[START GIVEN DATA]
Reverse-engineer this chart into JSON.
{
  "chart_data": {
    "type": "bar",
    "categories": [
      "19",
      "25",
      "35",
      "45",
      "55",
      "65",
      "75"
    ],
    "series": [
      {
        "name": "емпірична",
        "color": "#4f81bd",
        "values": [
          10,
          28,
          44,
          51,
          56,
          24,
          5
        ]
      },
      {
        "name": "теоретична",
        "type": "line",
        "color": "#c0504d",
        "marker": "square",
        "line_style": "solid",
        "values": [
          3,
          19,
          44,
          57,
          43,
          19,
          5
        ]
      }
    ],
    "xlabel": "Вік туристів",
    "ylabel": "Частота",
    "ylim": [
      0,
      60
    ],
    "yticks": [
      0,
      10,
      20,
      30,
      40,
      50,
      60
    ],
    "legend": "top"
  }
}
[END GIVEN DATA]
◆ WHAT YOU WILL DO ◆
Give the data again, exactly as it stands.

◆ OUTPUT FOR THIS TASK ◆
Reverse-engineer this chart into JSON.
{
  "chart_data": {
    "type": "bar",
    "categories": [
      "19",
      "25",
      "35",
      "45",
      "55",
      "65",
      "75"
    ],
    "series": [
      {
        "name": "емпірична",
        "color": "#4f81bd",
        "values": [
          10,
          28,
          44,
          51,
          56,
          24,
          5
        ]
      },
      {
        "name": "теоретична",
        "type": "line",
        "color": "#c0504d",
        "marker": "square",
        "line_style": "solid",
        "values": [
          3,
          19,
          44,
          57,
          43,
          19,
          5
        ]
      }
    ],
    "xlabel": "Вік туристів",
    "ylabel": "Частота",
    "ylim": [
      0,
      60
    ],
    "yticks": [
      0,
      10,
      20,
      30,
      40,
      50,
      60
    ],
    "legend": "top"
  }
}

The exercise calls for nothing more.